Material for the task =>
--
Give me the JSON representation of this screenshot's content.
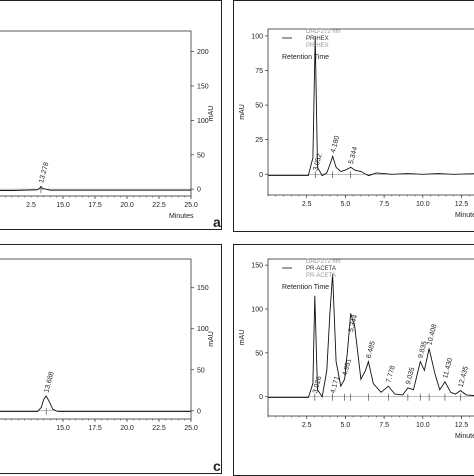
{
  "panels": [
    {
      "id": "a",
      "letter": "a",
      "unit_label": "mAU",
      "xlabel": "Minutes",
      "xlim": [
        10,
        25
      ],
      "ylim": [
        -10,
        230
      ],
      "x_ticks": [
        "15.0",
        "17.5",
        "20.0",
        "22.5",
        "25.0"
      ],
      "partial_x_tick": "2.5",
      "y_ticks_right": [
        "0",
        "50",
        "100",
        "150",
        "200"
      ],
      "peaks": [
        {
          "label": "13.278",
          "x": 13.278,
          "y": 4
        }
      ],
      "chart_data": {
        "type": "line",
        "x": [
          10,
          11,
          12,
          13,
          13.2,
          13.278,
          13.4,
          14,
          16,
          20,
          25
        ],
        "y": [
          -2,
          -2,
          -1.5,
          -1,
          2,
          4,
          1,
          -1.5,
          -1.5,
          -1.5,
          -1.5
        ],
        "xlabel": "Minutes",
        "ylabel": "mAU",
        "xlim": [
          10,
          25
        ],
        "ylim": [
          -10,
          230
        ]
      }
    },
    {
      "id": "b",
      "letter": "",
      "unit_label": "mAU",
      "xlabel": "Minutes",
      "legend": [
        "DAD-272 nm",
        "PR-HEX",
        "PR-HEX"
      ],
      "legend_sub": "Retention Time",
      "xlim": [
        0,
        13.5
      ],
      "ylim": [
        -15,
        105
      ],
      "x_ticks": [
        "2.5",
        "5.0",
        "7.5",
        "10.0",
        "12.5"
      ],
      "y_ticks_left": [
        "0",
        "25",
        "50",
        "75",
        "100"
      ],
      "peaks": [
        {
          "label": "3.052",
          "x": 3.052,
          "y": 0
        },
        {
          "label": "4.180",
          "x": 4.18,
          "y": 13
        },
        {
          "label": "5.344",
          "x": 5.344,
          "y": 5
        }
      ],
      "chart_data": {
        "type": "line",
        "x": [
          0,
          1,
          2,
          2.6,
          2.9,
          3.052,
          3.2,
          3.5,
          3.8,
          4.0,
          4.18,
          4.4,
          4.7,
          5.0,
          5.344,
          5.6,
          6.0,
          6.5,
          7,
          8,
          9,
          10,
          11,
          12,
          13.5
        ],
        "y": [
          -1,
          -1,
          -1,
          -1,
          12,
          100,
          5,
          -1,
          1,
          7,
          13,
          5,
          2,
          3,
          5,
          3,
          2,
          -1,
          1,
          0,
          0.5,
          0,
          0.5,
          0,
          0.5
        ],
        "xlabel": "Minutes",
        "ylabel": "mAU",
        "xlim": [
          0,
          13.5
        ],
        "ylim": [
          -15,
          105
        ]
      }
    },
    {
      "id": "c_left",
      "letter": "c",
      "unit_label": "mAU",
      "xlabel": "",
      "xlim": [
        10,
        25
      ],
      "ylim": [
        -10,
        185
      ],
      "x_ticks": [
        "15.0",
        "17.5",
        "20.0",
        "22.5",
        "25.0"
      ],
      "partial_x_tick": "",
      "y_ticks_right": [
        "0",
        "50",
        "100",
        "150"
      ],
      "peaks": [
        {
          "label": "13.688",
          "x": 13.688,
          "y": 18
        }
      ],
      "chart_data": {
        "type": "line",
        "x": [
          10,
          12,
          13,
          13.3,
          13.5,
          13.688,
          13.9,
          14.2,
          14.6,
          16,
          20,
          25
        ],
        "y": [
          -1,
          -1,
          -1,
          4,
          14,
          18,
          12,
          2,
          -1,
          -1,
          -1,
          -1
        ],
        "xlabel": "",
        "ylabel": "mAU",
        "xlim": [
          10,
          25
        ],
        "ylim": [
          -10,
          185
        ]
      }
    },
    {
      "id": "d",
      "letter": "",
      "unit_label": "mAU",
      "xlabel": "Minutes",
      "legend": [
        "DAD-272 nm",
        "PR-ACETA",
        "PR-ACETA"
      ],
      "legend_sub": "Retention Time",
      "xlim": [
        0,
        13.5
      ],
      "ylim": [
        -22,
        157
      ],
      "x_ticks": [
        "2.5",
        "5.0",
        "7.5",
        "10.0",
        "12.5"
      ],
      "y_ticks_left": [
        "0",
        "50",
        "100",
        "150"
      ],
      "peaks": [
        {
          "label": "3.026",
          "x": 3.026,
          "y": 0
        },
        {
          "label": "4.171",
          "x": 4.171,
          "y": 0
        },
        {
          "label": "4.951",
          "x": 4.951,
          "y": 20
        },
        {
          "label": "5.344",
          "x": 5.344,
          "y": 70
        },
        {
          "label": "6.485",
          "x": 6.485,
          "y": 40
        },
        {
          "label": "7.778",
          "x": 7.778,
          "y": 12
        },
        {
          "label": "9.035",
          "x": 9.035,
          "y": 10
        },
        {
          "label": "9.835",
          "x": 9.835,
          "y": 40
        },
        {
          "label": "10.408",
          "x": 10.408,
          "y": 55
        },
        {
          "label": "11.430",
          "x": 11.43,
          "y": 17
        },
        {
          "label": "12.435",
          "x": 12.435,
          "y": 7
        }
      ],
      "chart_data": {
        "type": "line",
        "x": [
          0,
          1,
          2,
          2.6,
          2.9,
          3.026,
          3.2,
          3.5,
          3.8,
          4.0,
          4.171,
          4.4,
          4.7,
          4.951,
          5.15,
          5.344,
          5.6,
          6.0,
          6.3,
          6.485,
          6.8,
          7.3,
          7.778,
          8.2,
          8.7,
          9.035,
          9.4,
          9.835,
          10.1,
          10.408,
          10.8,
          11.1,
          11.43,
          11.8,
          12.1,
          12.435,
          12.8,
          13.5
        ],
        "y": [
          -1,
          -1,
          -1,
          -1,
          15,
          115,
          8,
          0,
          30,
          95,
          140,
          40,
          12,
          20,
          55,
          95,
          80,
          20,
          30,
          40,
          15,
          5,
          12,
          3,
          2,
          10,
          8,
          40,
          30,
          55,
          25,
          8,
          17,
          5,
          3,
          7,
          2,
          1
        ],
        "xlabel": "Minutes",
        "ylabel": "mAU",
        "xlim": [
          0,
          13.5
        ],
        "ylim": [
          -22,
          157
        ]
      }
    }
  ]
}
--
Restate the data above word for word. Do not include the images.

Result =>
Give me the JSON representation of this screenshot's content.
{
  "panels": [
    {
      "id": "a",
      "letter": "a",
      "unit_label": "mAU",
      "xlabel": "Minutes",
      "xlim": [
        10,
        25
      ],
      "ylim": [
        -10,
        230
      ],
      "x_ticks": [
        "15.0",
        "17.5",
        "20.0",
        "22.5",
        "25.0"
      ],
      "partial_x_tick": "2.5",
      "y_ticks_right": [
        "0",
        "50",
        "100",
        "150",
        "200"
      ],
      "peaks": [
        {
          "label": "13.278",
          "x": 13.278,
          "y": 4
        }
      ],
      "chart_data": {
        "type": "line",
        "x": [
          10,
          11,
          12,
          13,
          13.2,
          13.278,
          13.4,
          14,
          16,
          20,
          25
        ],
        "y": [
          -2,
          -2,
          -1.5,
          -1,
          2,
          4,
          1,
          -1.5,
          -1.5,
          -1.5,
          -1.5
        ],
        "xlabel": "Minutes",
        "ylabel": "mAU",
        "xlim": [
          10,
          25
        ],
        "ylim": [
          -10,
          230
        ]
      }
    },
    {
      "id": "b",
      "letter": "",
      "unit_label": "mAU",
      "xlabel": "Minutes",
      "legend": [
        "DAD-272 nm",
        "PR-HEX",
        "PR-HEX"
      ],
      "legend_sub": "Retention Time",
      "xlim": [
        0,
        13.5
      ],
      "ylim": [
        -15,
        105
      ],
      "x_ticks": [
        "2.5",
        "5.0",
        "7.5",
        "10.0",
        "12.5"
      ],
      "y_ticks_left": [
        "0",
        "25",
        "50",
        "75",
        "100"
      ],
      "peaks": [
        {
          "label": "3.052",
          "x": 3.052,
          "y": 0
        },
        {
          "label": "4.180",
          "x": 4.18,
          "y": 13
        },
        {
          "label": "5.344",
          "x": 5.344,
          "y": 5
        }
      ],
      "chart_data": {
        "type": "line",
        "x": [
          0,
          1,
          2,
          2.6,
          2.9,
          3.052,
          3.2,
          3.5,
          3.8,
          4.0,
          4.18,
          4.4,
          4.7,
          5.0,
          5.344,
          5.6,
          6.0,
          6.5,
          7,
          8,
          9,
          10,
          11,
          12,
          13.5
        ],
        "y": [
          -1,
          -1,
          -1,
          -1,
          12,
          100,
          5,
          -1,
          1,
          7,
          13,
          5,
          2,
          3,
          5,
          3,
          2,
          -1,
          1,
          0,
          0.5,
          0,
          0.5,
          0,
          0.5
        ],
        "xlabel": "Minutes",
        "ylabel": "mAU",
        "xlim": [
          0,
          13.5
        ],
        "ylim": [
          -15,
          105
        ]
      }
    },
    {
      "id": "c_left",
      "letter": "c",
      "unit_label": "mAU",
      "xlabel": "",
      "xlim": [
        10,
        25
      ],
      "ylim": [
        -10,
        185
      ],
      "x_ticks": [
        "15.0",
        "17.5",
        "20.0",
        "22.5",
        "25.0"
      ],
      "partial_x_tick": "",
      "y_ticks_right": [
        "0",
        "50",
        "100",
        "150"
      ],
      "peaks": [
        {
          "label": "13.688",
          "x": 13.688,
          "y": 18
        }
      ],
      "chart_data": {
        "type": "line",
        "x": [
          10,
          12,
          13,
          13.3,
          13.5,
          13.688,
          13.9,
          14.2,
          14.6,
          16,
          20,
          25
        ],
        "y": [
          -1,
          -1,
          -1,
          4,
          14,
          18,
          12,
          2,
          -1,
          -1,
          -1,
          -1
        ],
        "xlabel": "",
        "ylabel": "mAU",
        "xlim": [
          10,
          25
        ],
        "ylim": [
          -10,
          185
        ]
      }
    },
    {
      "id": "d",
      "letter": "",
      "unit_label": "mAU",
      "xlabel": "Minutes",
      "legend": [
        "DAD-272 nm",
        "PR-ACETA",
        "PR-ACETA"
      ],
      "legend_sub": "Retention Time",
      "xlim": [
        0,
        13.5
      ],
      "ylim": [
        -22,
        157
      ],
      "x_ticks": [
        "2.5",
        "5.0",
        "7.5",
        "10.0",
        "12.5"
      ],
      "y_ticks_left": [
        "0",
        "50",
        "100",
        "150"
      ],
      "peaks": [
        {
          "label": "3.026",
          "x": 3.026,
          "y": 0
        },
        {
          "label": "4.171",
          "x": 4.171,
          "y": 0
        },
        {
          "label": "4.951",
          "x": 4.951,
          "y": 20
        },
        {
          "label": "5.344",
          "x": 5.344,
          "y": 70
        },
        {
          "label": "6.485",
          "x": 6.485,
          "y": 40
        },
        {
          "label": "7.778",
          "x": 7.778,
          "y": 12
        },
        {
          "label": "9.035",
          "x": 9.035,
          "y": 10
        },
        {
          "label": "9.835",
          "x": 9.835,
          "y": 40
        },
        {
          "label": "10.408",
          "x": 10.408,
          "y": 55
        },
        {
          "label": "11.430",
          "x": 11.43,
          "y": 17
        },
        {
          "label": "12.435",
          "x": 12.435,
          "y": 7
        }
      ],
      "chart_data": {
        "type": "line",
        "x": [
          0,
          1,
          2,
          2.6,
          2.9,
          3.026,
          3.2,
          3.5,
          3.8,
          4.0,
          4.171,
          4.4,
          4.7,
          4.951,
          5.15,
          5.344,
          5.6,
          6.0,
          6.3,
          6.485,
          6.8,
          7.3,
          7.778,
          8.2,
          8.7,
          9.035,
          9.4,
          9.835,
          10.1,
          10.408,
          10.8,
          11.1,
          11.43,
          11.8,
          12.1,
          12.435,
          12.8,
          13.5
        ],
        "y": [
          -1,
          -1,
          -1,
          -1,
          15,
          115,
          8,
          0,
          30,
          95,
          140,
          40,
          12,
          20,
          55,
          95,
          80,
          20,
          30,
          40,
          15,
          5,
          12,
          3,
          2,
          10,
          8,
          40,
          30,
          55,
          25,
          8,
          17,
          5,
          3,
          7,
          2,
          1
        ],
        "xlabel": "Minutes",
        "ylabel": "mAU",
        "xlim": [
          0,
          13.5
        ],
        "ylim": [
          -22,
          157
        ]
      }
    }
  ]
}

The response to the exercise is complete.